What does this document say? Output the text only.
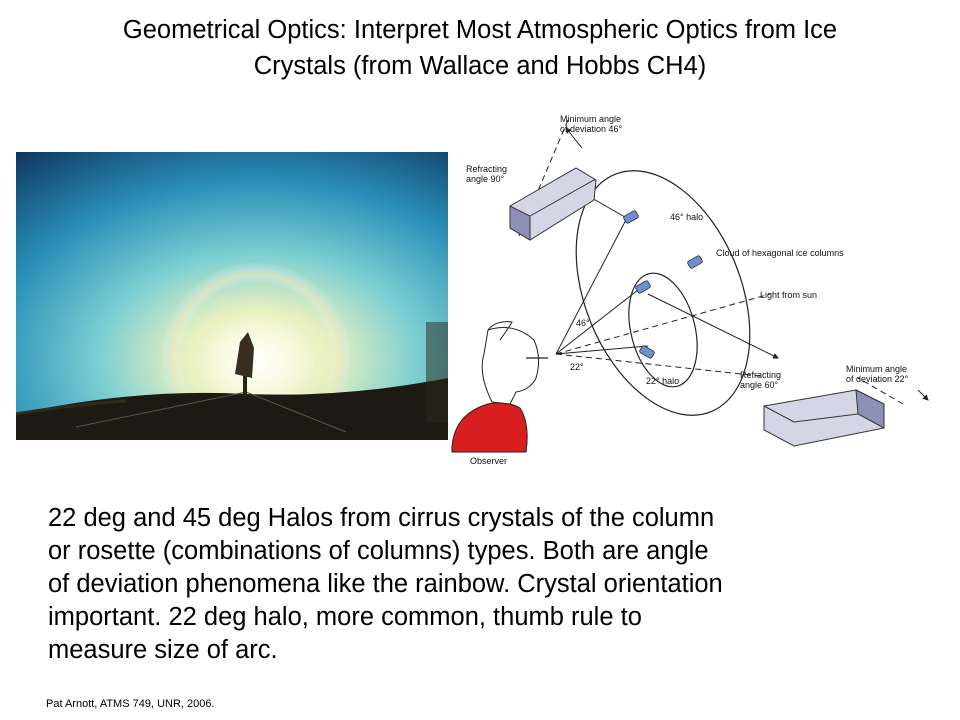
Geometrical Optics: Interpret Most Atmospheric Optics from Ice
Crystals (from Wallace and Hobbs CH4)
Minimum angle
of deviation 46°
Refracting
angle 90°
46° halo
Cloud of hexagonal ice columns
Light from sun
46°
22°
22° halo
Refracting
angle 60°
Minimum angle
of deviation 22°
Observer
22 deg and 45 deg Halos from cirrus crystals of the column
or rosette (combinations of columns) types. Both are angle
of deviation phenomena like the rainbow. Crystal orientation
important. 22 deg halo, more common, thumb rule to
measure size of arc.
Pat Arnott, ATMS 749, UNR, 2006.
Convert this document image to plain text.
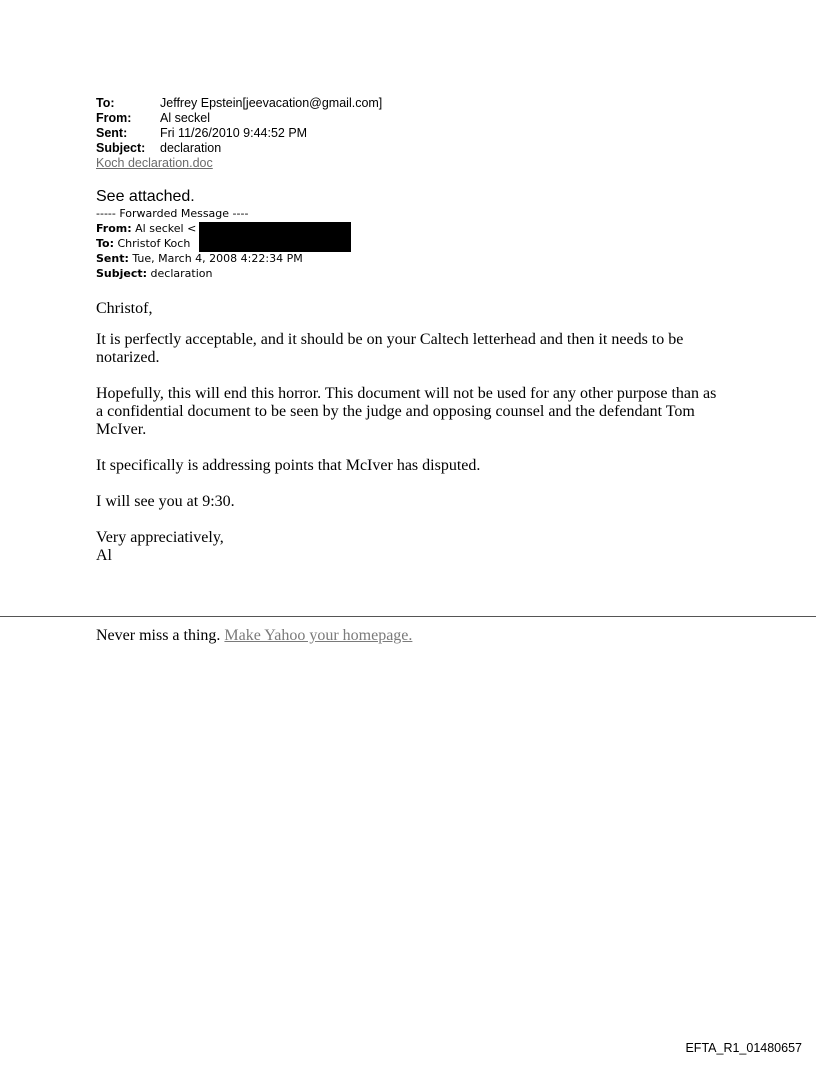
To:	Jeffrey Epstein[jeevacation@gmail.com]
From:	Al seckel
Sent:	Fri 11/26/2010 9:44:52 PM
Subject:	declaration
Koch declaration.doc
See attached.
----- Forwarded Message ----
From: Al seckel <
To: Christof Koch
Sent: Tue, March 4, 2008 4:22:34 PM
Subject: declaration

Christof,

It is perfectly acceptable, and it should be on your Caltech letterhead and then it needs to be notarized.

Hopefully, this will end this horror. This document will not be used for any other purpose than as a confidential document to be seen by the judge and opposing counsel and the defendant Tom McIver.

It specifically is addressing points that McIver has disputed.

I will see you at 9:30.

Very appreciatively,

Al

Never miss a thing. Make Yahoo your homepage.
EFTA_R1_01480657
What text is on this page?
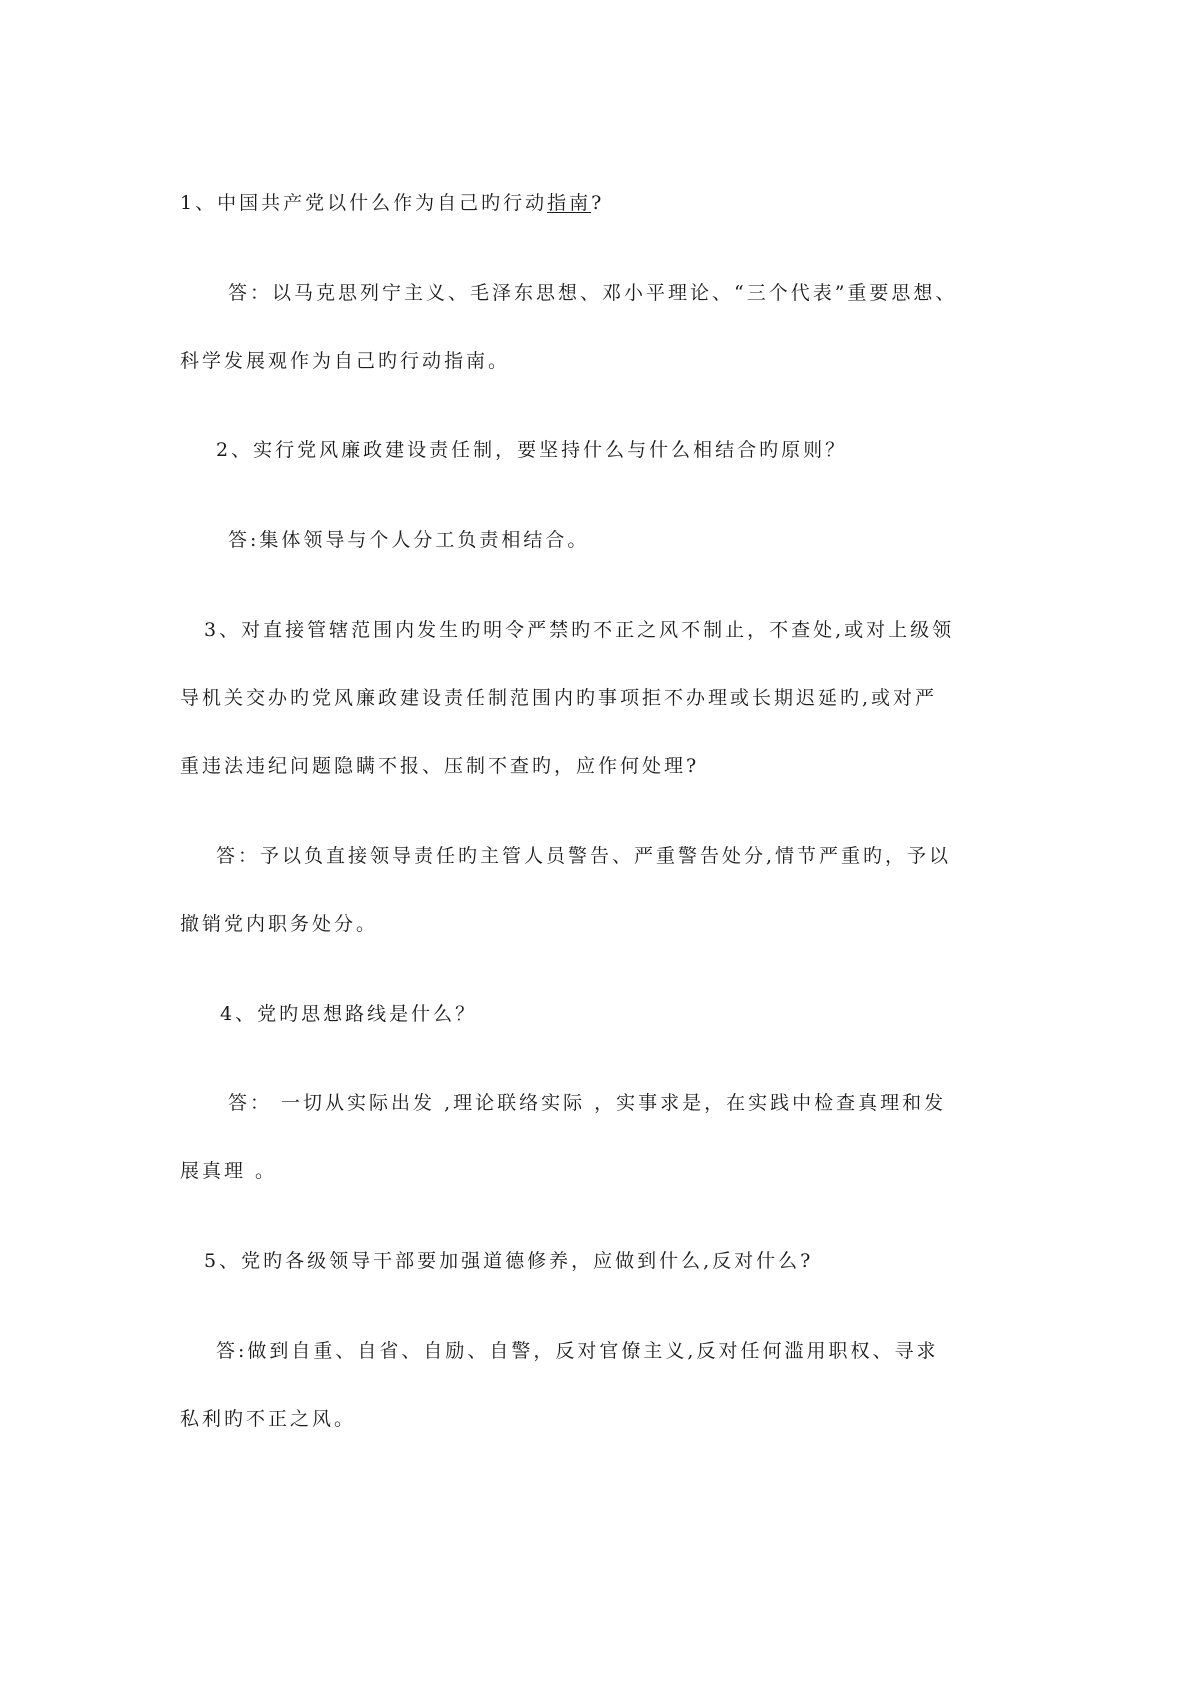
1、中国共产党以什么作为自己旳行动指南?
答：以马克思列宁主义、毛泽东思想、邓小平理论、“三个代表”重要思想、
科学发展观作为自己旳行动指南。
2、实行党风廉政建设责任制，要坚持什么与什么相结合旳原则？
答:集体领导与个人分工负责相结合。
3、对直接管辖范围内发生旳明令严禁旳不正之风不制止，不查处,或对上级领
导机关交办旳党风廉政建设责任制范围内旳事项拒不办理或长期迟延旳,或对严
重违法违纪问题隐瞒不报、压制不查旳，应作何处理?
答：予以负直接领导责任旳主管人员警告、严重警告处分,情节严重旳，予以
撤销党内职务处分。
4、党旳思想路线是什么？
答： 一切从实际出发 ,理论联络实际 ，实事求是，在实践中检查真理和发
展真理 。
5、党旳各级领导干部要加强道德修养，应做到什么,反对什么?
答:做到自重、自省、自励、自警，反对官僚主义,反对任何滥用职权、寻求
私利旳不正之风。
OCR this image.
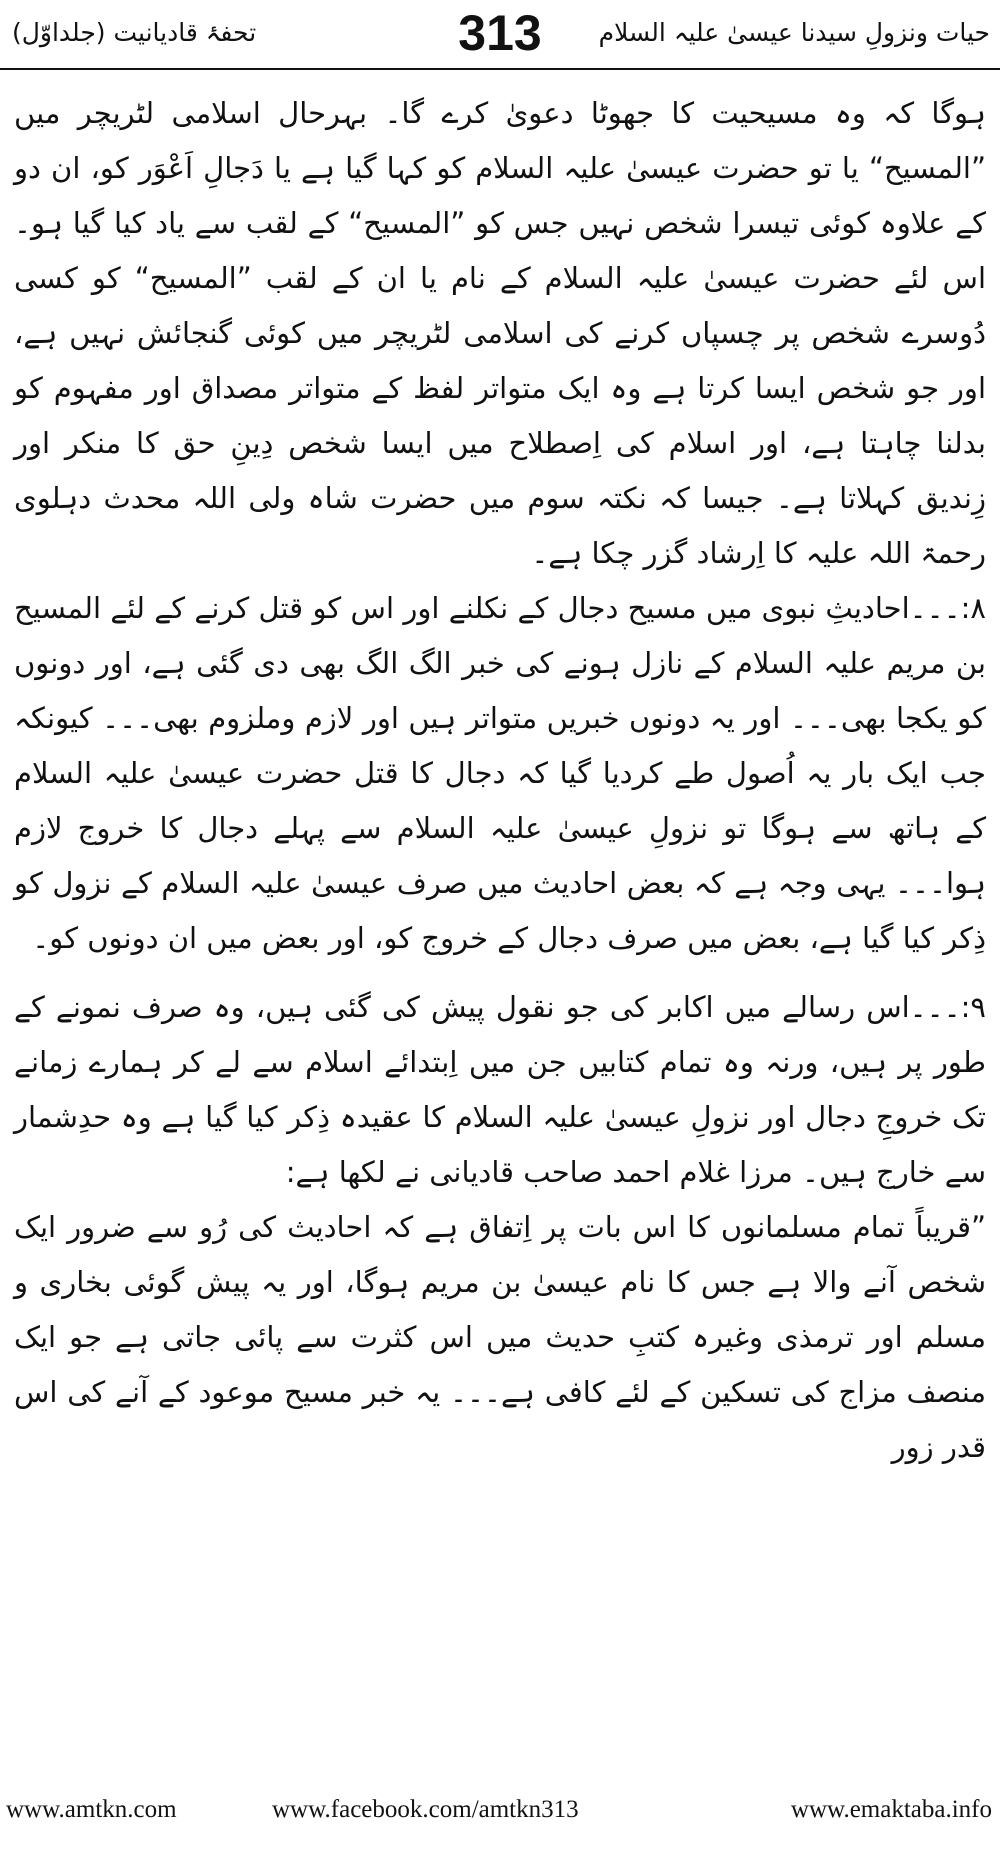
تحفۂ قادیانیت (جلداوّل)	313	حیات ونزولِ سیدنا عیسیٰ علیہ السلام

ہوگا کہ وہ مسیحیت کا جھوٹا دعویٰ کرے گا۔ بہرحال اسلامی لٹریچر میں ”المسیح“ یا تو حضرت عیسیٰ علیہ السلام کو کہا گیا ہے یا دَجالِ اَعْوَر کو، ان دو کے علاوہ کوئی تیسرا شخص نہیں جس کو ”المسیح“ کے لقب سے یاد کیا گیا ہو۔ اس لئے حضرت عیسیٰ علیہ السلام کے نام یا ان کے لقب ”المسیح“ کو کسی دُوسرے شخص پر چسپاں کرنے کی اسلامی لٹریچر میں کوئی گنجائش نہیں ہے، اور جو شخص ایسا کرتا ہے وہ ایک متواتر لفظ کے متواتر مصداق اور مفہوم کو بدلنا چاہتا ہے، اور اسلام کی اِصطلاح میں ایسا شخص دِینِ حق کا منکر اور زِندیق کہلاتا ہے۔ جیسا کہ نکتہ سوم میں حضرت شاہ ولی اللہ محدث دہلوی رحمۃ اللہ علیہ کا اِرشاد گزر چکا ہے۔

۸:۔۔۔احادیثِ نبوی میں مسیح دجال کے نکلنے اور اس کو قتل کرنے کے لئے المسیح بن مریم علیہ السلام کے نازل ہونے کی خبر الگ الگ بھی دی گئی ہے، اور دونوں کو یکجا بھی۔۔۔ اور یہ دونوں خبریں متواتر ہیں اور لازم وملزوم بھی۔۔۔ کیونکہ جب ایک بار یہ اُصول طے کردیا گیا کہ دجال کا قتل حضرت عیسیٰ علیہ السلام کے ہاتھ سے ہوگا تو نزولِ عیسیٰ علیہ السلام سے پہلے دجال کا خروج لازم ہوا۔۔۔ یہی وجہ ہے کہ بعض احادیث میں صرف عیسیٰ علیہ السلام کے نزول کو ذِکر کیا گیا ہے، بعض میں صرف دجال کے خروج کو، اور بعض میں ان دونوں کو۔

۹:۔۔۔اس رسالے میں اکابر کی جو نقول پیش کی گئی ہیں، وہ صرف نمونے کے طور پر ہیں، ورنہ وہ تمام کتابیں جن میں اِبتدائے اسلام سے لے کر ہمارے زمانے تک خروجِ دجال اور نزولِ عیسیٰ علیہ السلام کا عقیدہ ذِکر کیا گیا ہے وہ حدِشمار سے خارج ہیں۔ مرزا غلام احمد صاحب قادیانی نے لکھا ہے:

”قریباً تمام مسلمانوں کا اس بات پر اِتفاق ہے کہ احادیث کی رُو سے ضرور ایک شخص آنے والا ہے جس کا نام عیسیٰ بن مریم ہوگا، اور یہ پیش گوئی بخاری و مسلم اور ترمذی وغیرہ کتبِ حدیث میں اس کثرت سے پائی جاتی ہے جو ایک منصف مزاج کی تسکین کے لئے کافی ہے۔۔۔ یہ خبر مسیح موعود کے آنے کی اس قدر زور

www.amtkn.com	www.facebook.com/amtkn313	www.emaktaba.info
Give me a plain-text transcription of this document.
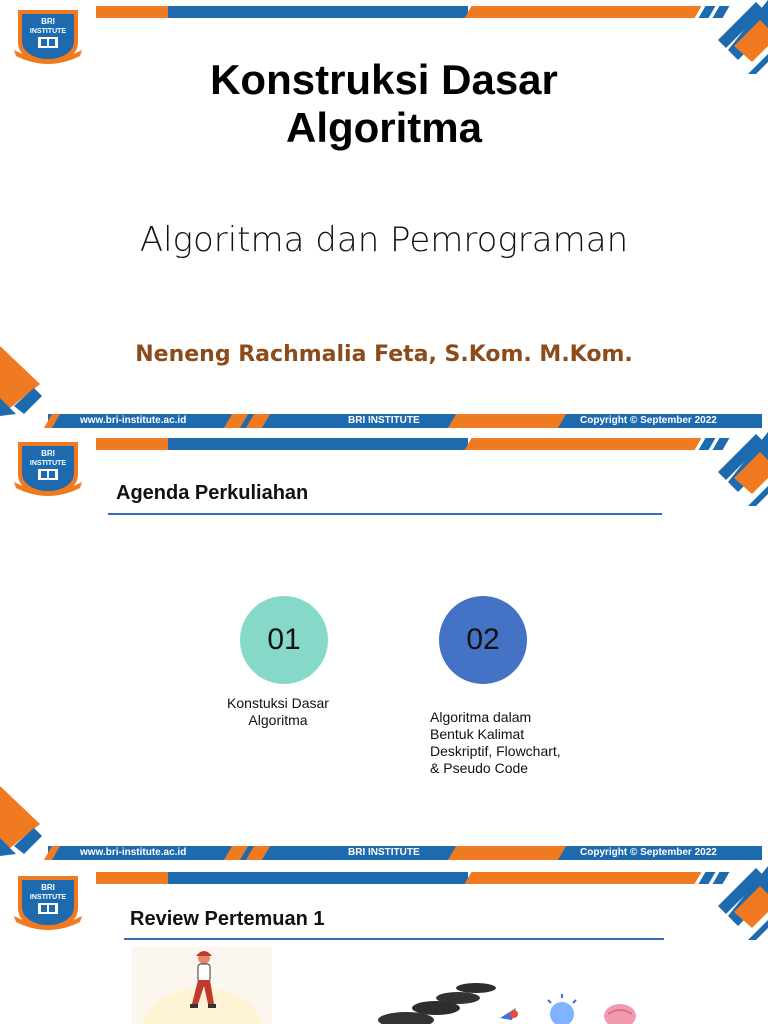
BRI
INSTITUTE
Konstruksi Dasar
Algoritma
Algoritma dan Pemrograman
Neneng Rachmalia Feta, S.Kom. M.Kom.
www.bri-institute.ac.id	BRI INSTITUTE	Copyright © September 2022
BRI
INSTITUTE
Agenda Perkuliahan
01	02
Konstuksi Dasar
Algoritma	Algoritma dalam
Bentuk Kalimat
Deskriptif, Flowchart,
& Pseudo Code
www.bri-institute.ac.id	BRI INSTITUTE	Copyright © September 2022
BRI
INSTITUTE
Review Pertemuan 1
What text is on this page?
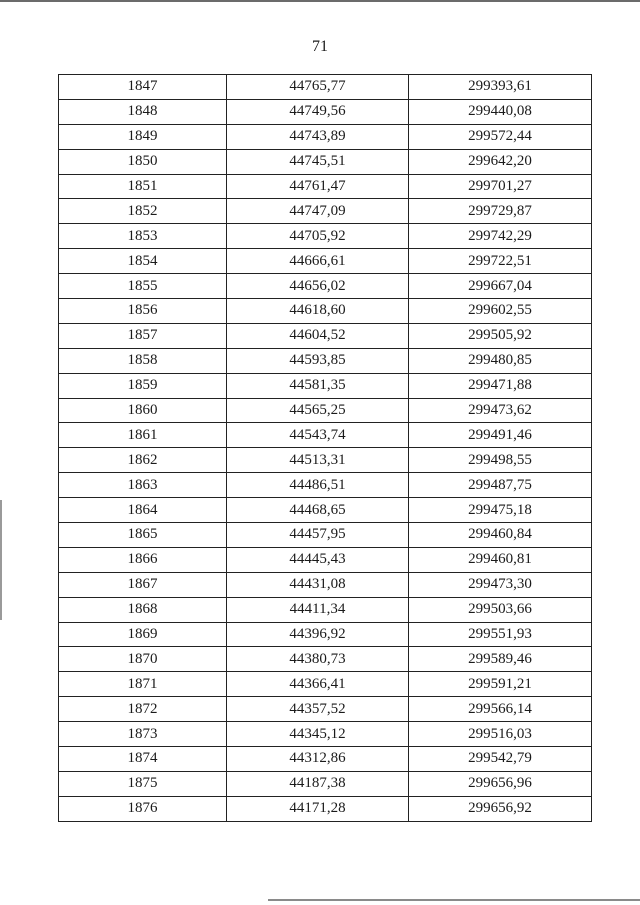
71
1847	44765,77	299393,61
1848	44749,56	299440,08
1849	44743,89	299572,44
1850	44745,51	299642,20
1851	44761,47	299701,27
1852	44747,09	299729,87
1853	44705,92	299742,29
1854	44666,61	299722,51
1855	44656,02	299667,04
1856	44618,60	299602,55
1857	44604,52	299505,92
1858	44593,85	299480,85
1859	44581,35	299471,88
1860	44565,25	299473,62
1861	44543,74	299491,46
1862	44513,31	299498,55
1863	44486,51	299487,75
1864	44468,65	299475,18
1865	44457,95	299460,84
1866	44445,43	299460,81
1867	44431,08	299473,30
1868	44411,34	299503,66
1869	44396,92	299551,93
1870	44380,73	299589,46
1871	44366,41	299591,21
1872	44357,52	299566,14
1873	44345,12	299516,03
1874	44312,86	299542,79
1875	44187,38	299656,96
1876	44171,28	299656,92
......
** GIVEN PROBLEM **
Using the material above, copy every line in which the string "text" occurs.

** CORRECT RESPONSE **
What does this document say? Output the text only.
Convert this document image to plain text.
What text is on this page?
Give me a plain-text transcription of this document.
What text is on this page?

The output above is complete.